RECORDS SUPPLIED ->
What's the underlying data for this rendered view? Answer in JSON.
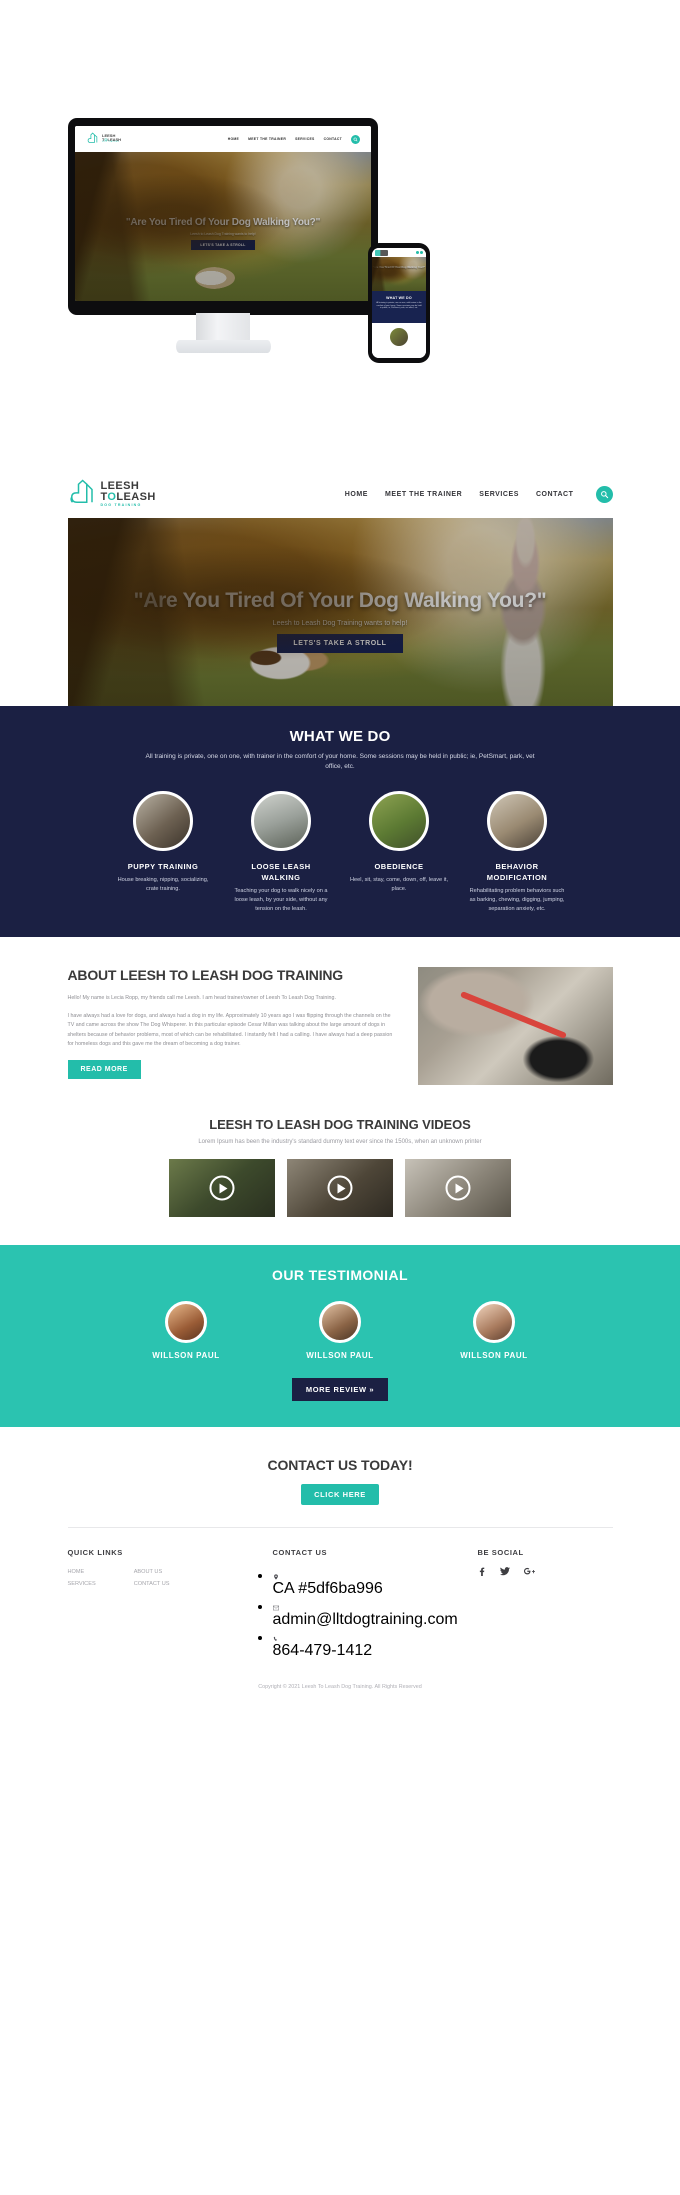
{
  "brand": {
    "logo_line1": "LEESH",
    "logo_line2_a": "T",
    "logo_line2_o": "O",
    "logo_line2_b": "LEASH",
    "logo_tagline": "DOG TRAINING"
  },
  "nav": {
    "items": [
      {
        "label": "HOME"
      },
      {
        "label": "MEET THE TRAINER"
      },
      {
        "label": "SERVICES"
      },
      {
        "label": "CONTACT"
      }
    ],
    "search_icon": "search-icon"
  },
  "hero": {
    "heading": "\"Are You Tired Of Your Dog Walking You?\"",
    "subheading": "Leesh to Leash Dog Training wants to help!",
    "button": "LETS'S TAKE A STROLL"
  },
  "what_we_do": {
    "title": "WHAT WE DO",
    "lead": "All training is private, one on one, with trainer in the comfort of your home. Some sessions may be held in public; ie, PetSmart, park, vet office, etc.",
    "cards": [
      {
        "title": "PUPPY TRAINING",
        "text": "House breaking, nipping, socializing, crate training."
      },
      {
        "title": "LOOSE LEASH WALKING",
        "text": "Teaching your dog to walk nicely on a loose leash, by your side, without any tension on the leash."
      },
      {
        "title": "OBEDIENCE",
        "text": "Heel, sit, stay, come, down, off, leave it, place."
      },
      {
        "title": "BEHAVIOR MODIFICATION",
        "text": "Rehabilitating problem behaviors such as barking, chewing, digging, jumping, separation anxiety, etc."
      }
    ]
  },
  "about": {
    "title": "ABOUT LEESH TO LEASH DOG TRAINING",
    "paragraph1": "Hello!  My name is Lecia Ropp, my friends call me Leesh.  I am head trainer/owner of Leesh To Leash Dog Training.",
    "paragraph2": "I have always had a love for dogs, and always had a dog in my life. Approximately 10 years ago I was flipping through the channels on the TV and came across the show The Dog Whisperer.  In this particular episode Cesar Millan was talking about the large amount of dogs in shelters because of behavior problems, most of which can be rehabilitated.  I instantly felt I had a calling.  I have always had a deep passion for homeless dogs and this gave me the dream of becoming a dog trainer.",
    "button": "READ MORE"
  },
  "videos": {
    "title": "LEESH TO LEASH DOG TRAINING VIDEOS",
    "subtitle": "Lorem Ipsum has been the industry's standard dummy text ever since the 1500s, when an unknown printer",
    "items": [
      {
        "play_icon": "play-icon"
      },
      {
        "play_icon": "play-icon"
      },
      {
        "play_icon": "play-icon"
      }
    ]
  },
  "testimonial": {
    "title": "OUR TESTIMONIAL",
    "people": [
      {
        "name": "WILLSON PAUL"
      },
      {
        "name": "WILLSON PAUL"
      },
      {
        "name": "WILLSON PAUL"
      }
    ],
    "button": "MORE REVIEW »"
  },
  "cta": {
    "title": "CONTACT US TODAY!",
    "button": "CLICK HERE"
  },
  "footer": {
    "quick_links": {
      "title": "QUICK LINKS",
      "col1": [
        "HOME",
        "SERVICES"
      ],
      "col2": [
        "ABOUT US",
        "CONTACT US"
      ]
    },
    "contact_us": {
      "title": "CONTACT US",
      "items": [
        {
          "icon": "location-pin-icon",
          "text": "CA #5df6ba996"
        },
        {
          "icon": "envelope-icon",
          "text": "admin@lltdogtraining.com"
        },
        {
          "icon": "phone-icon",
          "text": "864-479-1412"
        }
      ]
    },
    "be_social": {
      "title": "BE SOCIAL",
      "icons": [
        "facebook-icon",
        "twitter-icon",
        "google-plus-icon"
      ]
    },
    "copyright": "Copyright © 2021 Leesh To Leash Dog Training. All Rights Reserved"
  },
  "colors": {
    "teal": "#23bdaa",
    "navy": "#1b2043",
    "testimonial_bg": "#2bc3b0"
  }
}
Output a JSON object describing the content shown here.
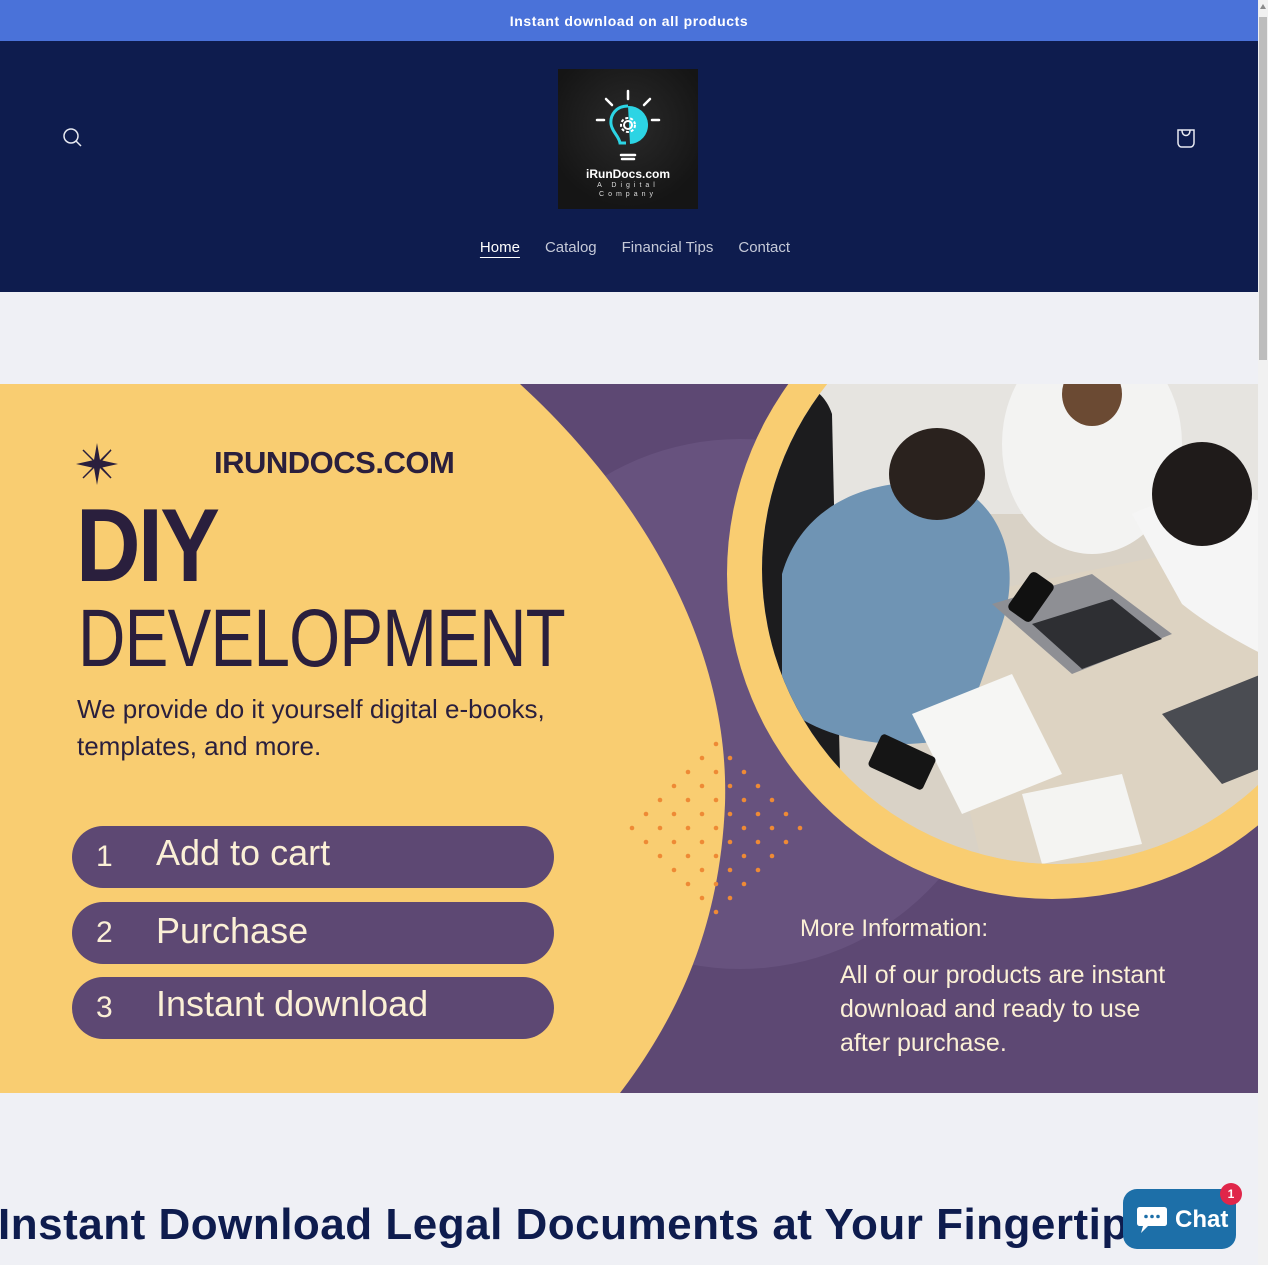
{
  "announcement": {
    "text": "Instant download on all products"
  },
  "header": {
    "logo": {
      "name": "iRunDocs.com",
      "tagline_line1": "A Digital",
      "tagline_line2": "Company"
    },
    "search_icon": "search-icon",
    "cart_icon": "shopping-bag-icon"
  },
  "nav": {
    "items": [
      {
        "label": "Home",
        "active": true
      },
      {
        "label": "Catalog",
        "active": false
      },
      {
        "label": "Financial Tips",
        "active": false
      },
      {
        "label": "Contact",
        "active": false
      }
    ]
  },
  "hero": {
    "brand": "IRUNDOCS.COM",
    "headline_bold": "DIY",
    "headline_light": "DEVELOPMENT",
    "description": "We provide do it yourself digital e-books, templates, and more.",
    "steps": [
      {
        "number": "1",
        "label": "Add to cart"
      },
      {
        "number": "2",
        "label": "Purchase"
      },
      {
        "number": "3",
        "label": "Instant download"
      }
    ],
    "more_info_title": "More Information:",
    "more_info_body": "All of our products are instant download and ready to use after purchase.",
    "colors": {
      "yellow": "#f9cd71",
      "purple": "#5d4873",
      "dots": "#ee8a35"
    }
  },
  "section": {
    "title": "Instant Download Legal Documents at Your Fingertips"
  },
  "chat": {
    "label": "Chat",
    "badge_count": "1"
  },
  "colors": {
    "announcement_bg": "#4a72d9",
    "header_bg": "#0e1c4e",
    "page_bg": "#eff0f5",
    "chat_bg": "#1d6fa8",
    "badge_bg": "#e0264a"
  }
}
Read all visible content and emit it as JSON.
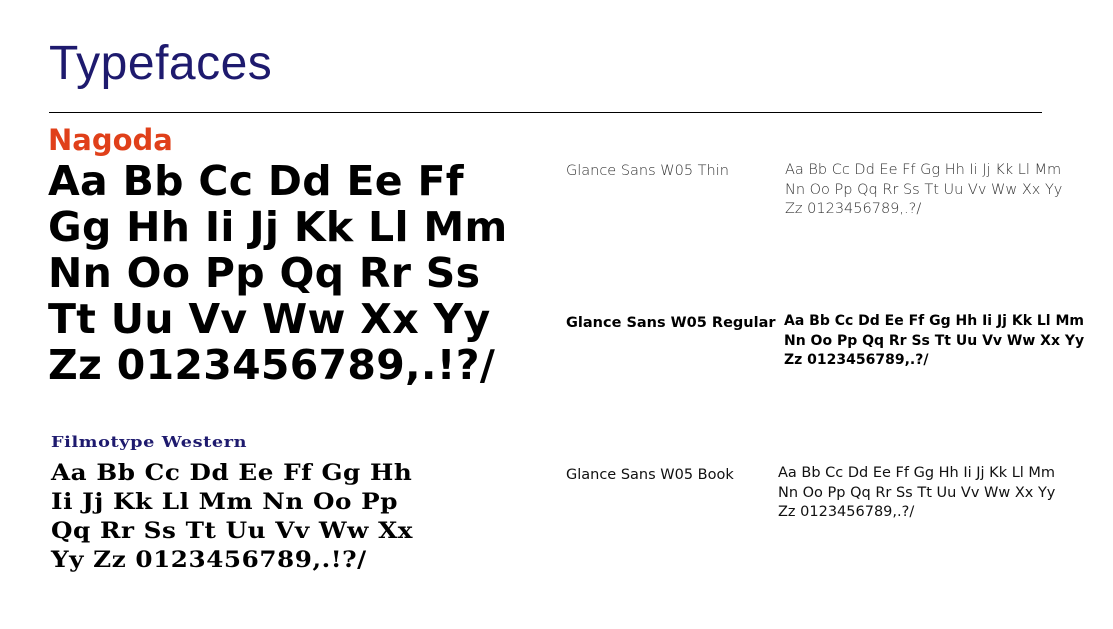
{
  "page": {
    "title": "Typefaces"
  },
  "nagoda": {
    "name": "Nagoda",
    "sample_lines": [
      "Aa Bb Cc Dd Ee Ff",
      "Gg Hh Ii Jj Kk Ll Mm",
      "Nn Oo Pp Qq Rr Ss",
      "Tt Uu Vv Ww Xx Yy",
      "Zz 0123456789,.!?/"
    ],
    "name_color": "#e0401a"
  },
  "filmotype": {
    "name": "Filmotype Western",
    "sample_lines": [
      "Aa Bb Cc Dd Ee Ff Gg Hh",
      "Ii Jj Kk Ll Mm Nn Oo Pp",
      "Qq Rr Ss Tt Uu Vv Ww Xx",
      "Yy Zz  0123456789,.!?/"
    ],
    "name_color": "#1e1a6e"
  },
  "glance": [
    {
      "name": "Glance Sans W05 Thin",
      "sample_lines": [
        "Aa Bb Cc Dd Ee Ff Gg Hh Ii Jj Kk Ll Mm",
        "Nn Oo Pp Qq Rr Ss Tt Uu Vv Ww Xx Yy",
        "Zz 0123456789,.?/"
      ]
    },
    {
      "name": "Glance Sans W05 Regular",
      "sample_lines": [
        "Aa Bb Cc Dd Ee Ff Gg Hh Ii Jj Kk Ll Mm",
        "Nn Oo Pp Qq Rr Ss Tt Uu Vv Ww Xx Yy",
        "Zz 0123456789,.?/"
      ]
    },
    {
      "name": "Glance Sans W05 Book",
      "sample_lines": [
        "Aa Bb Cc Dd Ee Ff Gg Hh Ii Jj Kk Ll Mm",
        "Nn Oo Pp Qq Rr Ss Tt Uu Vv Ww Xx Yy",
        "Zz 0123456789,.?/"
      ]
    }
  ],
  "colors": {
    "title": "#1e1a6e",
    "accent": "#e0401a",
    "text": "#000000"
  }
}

PROMPT -> Transcribe every record above exactly, leaving out the pictures.

TASK ANSWER ->
What's the underlying data for this rendered view? Answer in JSON.
{
  "brand": {
    "logo_line1": "LEESH",
    "logo_line2_a": "T",
    "logo_line2_o": "O",
    "logo_line2_b": "LEASH",
    "logo_tagline": "DOG TRAINING"
  },
  "nav": {
    "items": [
      {
        "label": "HOME"
      },
      {
        "label": "MEET THE TRAINER"
      },
      {
        "label": "SERVICES"
      },
      {
        "label": "CONTACT"
      }
    ],
    "search_icon": "search-icon"
  },
  "hero": {
    "heading": "\"Are You Tired Of Your Dog Walking You?\"",
    "subheading": "Leesh to Leash Dog Training wants to help!",
    "button": "LETS'S TAKE A STROLL"
  },
  "what_we_do": {
    "title": "WHAT WE DO",
    "lead": "All training is private, one on one, with trainer in the comfort of your home. Some sessions may be held in public; ie, PetSmart, park, vet office, etc.",
    "cards": [
      {
        "title": "PUPPY TRAINING",
        "text": "House breaking, nipping, socializing, crate training."
      },
      {
        "title": "LOOSE LEASH WALKING",
        "text": "Teaching your dog to walk nicely on a loose leash, by your side, without any tension on the leash."
      },
      {
        "title": "OBEDIENCE",
        "text": "Heel, sit, stay, come, down, off, leave it, place."
      },
      {
        "title": "BEHAVIOR MODIFICATION",
        "text": "Rehabilitating problem behaviors such as barking, chewing, digging, jumping, separation anxiety, etc."
      }
    ]
  },
  "about": {
    "title": "ABOUT LEESH TO LEASH DOG TRAINING",
    "paragraph1": "Hello!  My name is Lecia Ropp, my friends call me Leesh.  I am head trainer/owner of Leesh To Leash Dog Training.",
    "paragraph2": "I have always had a love for dogs, and always had a dog in my life. Approximately 10 years ago I was flipping through the channels on the TV and came across the show The Dog Whisperer.  In this particular episode Cesar Millan was talking about the large amount of dogs in shelters because of behavior problems, most of which can be rehabilitated.  I instantly felt I had a calling.  I have always had a deep passion for homeless dogs and this gave me the dream of becoming a dog trainer.",
    "button": "READ MORE"
  },
  "videos": {
    "title": "LEESH TO LEASH DOG TRAINING VIDEOS",
    "subtitle": "Lorem Ipsum has been the industry's standard dummy text ever since the 1500s, when an unknown printer",
    "items": [
      {
        "play_icon": "play-icon"
      },
      {
        "play_icon": "play-icon"
      },
      {
        "play_icon": "play-icon"
      }
    ]
  },
  "testimonial": {
    "title": "OUR TESTIMONIAL",
    "people": [
      {
        "name": "WILLSON PAUL"
      },
      {
        "name": "WILLSON PAUL"
      },
      {
        "name": "WILLSON PAUL"
      }
    ],
    "button": "MORE REVIEW »"
  },
  "cta": {
    "title": "CONTACT US TODAY!",
    "button": "CLICK HERE"
  },
  "footer": {
    "quick_links": {
      "title": "QUICK LINKS",
      "col1": [
        "HOME",
        "SERVICES"
      ],
      "col2": [
        "ABOUT US",
        "CONTACT US"
      ]
    },
    "contact_us": {
      "title": "CONTACT US",
      "items": [
        {
          "icon": "location-pin-icon",
          "text": "CA #5df6ba996"
        },
        {
          "icon": "envelope-icon",
          "text": "admin@lltdogtraining.com"
        },
        {
          "icon": "phone-icon",
          "text": "864-479-1412"
        }
      ]
    },
    "be_social": {
      "title": "BE SOCIAL",
      "icons": [
        "facebook-icon",
        "twitter-icon",
        "google-plus-icon"
      ]
    },
    "copyright": "Copyright © 2021 Leesh To Leash Dog Training. All Rights Reserved"
  },
  "colors": {
    "teal": "#23bdaa",
    "navy": "#1b2043",
    "testimonial_bg": "#2bc3b0"
  }
}
Output a JSON object describing the content shown here.
{
  "announcement": {
    "text": "Instant download on all products"
  },
  "header": {
    "logo": {
      "name": "iRunDocs.com",
      "tagline_line1": "A Digital",
      "tagline_line2": "Company"
    },
    "search_icon": "search-icon",
    "cart_icon": "shopping-bag-icon"
  },
  "nav": {
    "items": [
      {
        "label": "Home",
        "active": true
      },
      {
        "label": "Catalog",
        "active": false
      },
      {
        "label": "Financial Tips",
        "active": false
      },
      {
        "label": "Contact",
        "active": false
      }
    ]
  },
  "hero": {
    "brand": "IRUNDOCS.COM",
    "headline_bold": "DIY",
    "headline_light": "DEVELOPMENT",
    "description": "We provide do it yourself digital e-books, templates, and more.",
    "steps": [
      {
        "number": "1",
        "label": "Add to cart"
      },
      {
        "number": "2",
        "label": "Purchase"
      },
      {
        "number": "3",
        "label": "Instant download"
      }
    ],
    "more_info_title": "More Information:",
    "more_info_body": "All of our products are instant download and ready to use after purchase.",
    "colors": {
      "yellow": "#f9cd71",
      "purple": "#5d4873",
      "dots": "#ee8a35"
    }
  },
  "section": {
    "title": "Instant Download Legal Documents at Your Fingertips"
  },
  "chat": {
    "label": "Chat",
    "badge_count": "1"
  },
  "colors": {
    "announcement_bg": "#4a72d9",
    "header_bg": "#0e1c4e",
    "page_bg": "#eff0f5",
    "chat_bg": "#1d6fa8",
    "badge_bg": "#e0264a"
  }
}
Read all visible content and emit it as JSON.
{
  "page": {
    "title": "Typefaces"
  },
  "nagoda": {
    "name": "Nagoda",
    "sample_lines": [
      "Aa Bb Cc Dd Ee Ff",
      "Gg Hh Ii Jj Kk Ll Mm",
      "Nn Oo Pp Qq Rr Ss",
      "Tt Uu Vv Ww Xx Yy",
      "Zz 0123456789,.!?/"
    ],
    "name_color": "#e0401a"
  },
  "filmotype": {
    "name": "Filmotype Western",
    "sample_lines": [
      "Aa Bb Cc Dd Ee Ff Gg Hh",
      "Ii Jj Kk Ll Mm Nn Oo Pp",
      "Qq Rr Ss Tt Uu Vv Ww Xx",
      "Yy Zz  0123456789,.!?/"
    ],
    "name_color": "#1e1a6e"
  },
  "glance": [
    {
      "name": "Glance Sans W05 Thin",
      "sample_lines": [
        "Aa Bb Cc Dd Ee Ff Gg Hh Ii Jj Kk Ll Mm",
        "Nn Oo Pp Qq Rr Ss Tt Uu Vv Ww Xx Yy",
        "Zz 0123456789,.?/"
      ]
    },
    {
      "name": "Glance Sans W05 Regular",
      "sample_lines": [
        "Aa Bb Cc Dd Ee Ff Gg Hh Ii Jj Kk Ll Mm",
        "Nn Oo Pp Qq Rr Ss Tt Uu Vv Ww Xx Yy",
        "Zz 0123456789,.?/"
      ]
    },
    {
      "name": "Glance Sans W05 Book",
      "sample_lines": [
        "Aa Bb Cc Dd Ee Ff Gg Hh Ii Jj Kk Ll Mm",
        "Nn Oo Pp Qq Rr Ss Tt Uu Vv Ww Xx Yy",
        "Zz 0123456789,.?/"
      ]
    }
  ],
  "colors": {
    "title": "#1e1a6e",
    "accent": "#e0401a",
    "text": "#000000"
  }
}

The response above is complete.